DATA TO USE:

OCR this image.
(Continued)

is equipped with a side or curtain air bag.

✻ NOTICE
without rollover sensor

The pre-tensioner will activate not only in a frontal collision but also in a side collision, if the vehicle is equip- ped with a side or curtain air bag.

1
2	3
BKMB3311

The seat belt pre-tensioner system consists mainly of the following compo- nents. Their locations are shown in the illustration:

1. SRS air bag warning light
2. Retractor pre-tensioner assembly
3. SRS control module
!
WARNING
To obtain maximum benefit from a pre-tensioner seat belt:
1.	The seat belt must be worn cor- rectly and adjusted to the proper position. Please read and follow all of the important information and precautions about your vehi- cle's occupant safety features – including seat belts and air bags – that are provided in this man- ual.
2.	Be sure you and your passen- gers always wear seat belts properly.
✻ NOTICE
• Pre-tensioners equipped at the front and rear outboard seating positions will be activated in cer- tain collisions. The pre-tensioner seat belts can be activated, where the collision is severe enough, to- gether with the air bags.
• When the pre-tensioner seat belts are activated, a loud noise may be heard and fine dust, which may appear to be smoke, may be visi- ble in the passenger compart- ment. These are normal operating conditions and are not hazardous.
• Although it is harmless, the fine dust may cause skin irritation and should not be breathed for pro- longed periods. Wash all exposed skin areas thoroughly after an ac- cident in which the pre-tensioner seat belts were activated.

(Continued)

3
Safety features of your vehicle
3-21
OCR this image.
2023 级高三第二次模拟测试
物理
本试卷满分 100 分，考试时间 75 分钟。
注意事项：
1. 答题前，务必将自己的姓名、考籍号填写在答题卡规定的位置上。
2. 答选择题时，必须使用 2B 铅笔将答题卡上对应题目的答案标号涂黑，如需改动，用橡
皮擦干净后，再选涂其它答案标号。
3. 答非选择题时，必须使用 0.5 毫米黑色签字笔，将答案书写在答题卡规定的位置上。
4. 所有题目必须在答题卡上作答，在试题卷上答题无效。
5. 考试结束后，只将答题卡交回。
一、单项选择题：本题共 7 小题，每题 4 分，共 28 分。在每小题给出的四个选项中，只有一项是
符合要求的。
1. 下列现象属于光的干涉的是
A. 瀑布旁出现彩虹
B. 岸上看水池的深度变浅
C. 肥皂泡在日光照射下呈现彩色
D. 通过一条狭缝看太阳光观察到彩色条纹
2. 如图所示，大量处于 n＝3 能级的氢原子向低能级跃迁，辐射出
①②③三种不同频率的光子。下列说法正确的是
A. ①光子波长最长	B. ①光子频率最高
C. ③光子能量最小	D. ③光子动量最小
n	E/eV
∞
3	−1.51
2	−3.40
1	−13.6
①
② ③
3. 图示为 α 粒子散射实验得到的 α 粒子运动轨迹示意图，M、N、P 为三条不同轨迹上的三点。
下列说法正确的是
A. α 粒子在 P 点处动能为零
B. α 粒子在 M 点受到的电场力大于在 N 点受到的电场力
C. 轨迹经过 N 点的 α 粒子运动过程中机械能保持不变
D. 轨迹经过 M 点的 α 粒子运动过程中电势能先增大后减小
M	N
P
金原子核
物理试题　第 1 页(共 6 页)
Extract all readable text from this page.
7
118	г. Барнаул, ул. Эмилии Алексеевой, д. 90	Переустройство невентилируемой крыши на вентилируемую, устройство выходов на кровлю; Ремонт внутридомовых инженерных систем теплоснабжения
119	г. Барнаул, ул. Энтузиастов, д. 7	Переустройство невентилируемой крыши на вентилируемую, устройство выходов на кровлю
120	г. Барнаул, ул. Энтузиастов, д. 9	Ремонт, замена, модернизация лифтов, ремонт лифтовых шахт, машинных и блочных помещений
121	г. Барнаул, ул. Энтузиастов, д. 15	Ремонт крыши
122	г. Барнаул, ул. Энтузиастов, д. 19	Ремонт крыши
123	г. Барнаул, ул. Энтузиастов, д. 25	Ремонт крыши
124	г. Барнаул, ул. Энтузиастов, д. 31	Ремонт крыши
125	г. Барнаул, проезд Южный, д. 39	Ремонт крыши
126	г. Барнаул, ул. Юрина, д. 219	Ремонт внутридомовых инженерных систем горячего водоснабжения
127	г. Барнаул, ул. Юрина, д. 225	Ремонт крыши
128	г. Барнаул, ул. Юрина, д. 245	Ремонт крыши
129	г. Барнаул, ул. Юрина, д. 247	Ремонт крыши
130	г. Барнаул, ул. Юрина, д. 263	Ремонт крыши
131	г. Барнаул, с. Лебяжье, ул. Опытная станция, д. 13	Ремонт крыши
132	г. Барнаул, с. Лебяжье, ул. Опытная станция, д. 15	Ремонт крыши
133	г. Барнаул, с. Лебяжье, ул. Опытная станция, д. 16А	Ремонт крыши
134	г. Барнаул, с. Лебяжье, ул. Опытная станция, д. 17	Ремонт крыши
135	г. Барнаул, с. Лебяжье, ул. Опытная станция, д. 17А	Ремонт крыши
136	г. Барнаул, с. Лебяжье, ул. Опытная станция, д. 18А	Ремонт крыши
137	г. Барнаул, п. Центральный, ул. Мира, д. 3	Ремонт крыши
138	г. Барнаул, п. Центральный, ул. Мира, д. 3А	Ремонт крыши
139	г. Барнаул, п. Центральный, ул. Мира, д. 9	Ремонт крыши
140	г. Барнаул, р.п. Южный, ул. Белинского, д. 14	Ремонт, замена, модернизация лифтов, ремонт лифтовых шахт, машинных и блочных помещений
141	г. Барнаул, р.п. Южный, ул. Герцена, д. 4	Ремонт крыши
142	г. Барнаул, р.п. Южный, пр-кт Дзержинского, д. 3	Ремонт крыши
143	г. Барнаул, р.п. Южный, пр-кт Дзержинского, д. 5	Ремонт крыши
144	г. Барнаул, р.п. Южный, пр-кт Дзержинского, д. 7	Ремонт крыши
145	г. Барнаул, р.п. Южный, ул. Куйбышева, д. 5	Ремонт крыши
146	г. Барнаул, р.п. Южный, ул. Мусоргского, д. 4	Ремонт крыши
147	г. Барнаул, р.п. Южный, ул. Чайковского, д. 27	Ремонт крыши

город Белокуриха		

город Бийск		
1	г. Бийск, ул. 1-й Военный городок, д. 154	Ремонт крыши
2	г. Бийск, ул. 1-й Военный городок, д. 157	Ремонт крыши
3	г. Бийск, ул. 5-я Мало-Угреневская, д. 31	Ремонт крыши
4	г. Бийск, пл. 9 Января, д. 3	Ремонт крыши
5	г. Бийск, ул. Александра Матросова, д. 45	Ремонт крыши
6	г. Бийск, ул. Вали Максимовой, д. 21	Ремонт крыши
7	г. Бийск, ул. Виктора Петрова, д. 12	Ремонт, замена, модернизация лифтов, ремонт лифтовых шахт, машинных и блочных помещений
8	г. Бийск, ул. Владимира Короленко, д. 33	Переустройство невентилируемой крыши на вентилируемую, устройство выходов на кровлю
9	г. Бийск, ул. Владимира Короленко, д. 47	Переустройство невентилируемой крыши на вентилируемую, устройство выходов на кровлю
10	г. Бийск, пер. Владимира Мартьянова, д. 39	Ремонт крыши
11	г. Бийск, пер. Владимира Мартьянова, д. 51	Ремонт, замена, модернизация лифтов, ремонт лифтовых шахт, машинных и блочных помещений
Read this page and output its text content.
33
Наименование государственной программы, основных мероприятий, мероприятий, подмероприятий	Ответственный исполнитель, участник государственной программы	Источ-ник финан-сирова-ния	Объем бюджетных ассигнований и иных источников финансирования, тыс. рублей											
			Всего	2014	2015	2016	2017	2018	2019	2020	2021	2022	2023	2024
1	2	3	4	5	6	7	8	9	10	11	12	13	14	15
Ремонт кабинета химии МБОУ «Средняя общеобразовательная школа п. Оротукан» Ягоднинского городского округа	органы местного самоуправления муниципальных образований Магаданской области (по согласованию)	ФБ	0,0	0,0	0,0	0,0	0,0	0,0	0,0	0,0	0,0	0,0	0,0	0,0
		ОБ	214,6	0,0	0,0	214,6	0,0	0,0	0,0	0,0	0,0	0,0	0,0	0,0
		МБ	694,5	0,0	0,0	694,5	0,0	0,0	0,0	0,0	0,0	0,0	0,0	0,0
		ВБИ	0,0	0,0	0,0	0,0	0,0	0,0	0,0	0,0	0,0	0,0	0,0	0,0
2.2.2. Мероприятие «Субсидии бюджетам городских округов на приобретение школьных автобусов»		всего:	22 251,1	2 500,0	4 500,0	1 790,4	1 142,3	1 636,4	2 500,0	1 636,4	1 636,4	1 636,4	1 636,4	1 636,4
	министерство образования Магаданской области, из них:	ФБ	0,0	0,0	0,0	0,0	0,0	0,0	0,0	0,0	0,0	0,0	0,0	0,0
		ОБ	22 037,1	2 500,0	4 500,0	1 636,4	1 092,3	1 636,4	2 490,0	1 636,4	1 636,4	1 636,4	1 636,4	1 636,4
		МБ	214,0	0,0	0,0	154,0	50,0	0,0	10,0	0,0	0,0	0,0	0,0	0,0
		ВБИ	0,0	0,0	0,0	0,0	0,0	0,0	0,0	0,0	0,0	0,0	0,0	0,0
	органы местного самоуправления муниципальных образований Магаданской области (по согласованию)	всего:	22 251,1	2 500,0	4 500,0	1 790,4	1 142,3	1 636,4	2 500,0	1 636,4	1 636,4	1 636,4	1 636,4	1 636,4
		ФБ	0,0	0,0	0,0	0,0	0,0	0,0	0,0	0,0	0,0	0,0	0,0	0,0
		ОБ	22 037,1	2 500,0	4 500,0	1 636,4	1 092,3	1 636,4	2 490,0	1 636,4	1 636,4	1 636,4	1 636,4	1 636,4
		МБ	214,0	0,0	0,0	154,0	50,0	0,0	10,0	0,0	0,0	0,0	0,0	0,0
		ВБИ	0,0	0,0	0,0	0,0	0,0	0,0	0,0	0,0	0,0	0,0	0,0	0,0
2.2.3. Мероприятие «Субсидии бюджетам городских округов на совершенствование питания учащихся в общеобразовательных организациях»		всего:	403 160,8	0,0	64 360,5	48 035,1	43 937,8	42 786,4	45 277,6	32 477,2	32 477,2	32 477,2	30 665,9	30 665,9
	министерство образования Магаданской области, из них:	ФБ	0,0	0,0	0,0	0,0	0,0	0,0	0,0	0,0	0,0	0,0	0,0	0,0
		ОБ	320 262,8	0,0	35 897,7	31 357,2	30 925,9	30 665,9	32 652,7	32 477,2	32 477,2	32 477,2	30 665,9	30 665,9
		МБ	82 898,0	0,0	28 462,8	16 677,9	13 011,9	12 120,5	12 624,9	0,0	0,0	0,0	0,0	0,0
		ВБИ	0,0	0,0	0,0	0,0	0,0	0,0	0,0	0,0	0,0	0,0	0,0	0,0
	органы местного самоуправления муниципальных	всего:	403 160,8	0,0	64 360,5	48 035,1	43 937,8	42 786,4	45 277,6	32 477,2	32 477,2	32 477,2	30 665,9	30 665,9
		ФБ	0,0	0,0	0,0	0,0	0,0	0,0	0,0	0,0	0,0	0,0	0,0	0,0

WHAT IS EXPECTED:
Count up every line above that has the word "dust" in it; answer with the number alone.

WRITTEN SOLUTION:
2